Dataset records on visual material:
______

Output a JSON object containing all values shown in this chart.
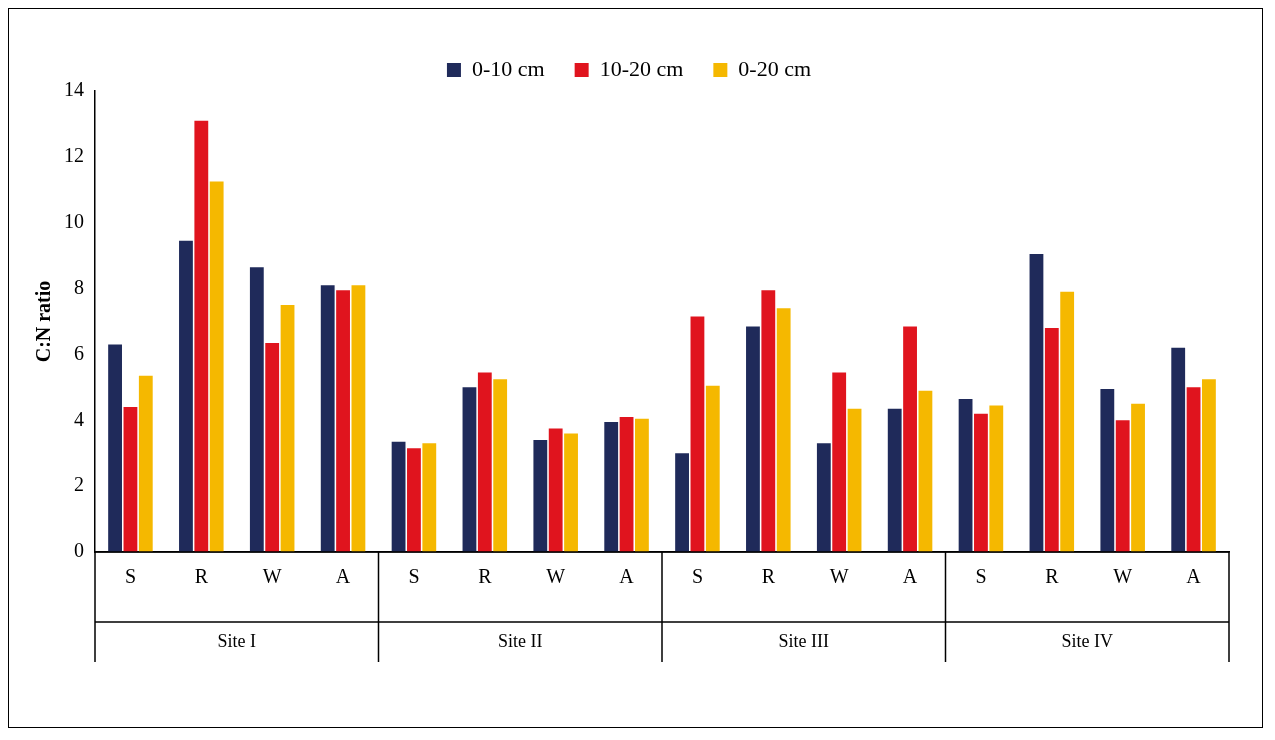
{
  "chart_data": {
    "type": "bar",
    "ylabel": "C:N ratio",
    "categories": [
      "S",
      "R",
      "W",
      "A",
      "S",
      "R",
      "W",
      "A",
      "S",
      "R",
      "W",
      "A",
      "S",
      "R",
      "W",
      "A"
    ],
    "series": [
      {
        "name": "0-10 cm",
        "color": "#1f2a5a",
        "values": [
          6.3,
          9.45,
          8.65,
          8.1,
          3.35,
          5.0,
          3.4,
          3.95,
          3.0,
          6.85,
          3.3,
          4.35,
          4.65,
          9.05,
          4.95,
          6.2
        ]
      },
      {
        "name": "10-20 cm",
        "color": "#e0141e",
        "values": [
          4.4,
          13.1,
          6.35,
          7.95,
          3.15,
          5.45,
          3.75,
          4.1,
          7.15,
          7.95,
          5.45,
          6.85,
          4.2,
          6.8,
          4.0,
          5.0
        ]
      },
      {
        "name": "0-20 cm",
        "color": "#f5b800",
        "values": [
          5.35,
          11.25,
          7.5,
          8.1,
          3.3,
          5.25,
          3.6,
          4.05,
          5.05,
          7.4,
          4.35,
          4.9,
          4.45,
          7.9,
          4.5,
          5.25
        ]
      }
    ],
    "annotations": [
      "Site I",
      "Site II",
      "Site III",
      "Site IV"
    ],
    "ylim": [
      0,
      14
    ],
    "yticks": [
      0,
      2,
      4,
      6,
      8,
      10,
      12,
      14
    ],
    "grid": false,
    "legend": "top"
  }
}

______

- Problem details
Transcribe each entry precisely as given, leaving the pictures out.

- The response
Output a JSON object containing all values shown in this chart.
{
  "chart_data": {
    "type": "bar",
    "ylabel": "C:N ratio",
    "categories": [
      "S",
      "R",
      "W",
      "A",
      "S",
      "R",
      "W",
      "A",
      "S",
      "R",
      "W",
      "A",
      "S",
      "R",
      "W",
      "A"
    ],
    "series": [
      {
        "name": "0-10 cm",
        "color": "#1f2a5a",
        "values": [
          6.3,
          9.45,
          8.65,
          8.1,
          3.35,
          5.0,
          3.4,
          3.95,
          3.0,
          6.85,
          3.3,
          4.35,
          4.65,
          9.05,
          4.95,
          6.2
        ]
      },
      {
        "name": "10-20 cm",
        "color": "#e0141e",
        "values": [
          4.4,
          13.1,
          6.35,
          7.95,
          3.15,
          5.45,
          3.75,
          4.1,
          7.15,
          7.95,
          5.45,
          6.85,
          4.2,
          6.8,
          4.0,
          5.0
        ]
      },
      {
        "name": "0-20 cm",
        "color": "#f5b800",
        "values": [
          5.35,
          11.25,
          7.5,
          8.1,
          3.3,
          5.25,
          3.6,
          4.05,
          5.05,
          7.4,
          4.35,
          4.9,
          4.45,
          7.9,
          4.5,
          5.25
        ]
      }
    ],
    "annotations": [
      "Site I",
      "Site II",
      "Site III",
      "Site IV"
    ],
    "ylim": [
      0,
      14
    ],
    "yticks": [
      0,
      2,
      4,
      6,
      8,
      10,
      12,
      14
    ],
    "grid": false,
    "legend": "top"
  }
}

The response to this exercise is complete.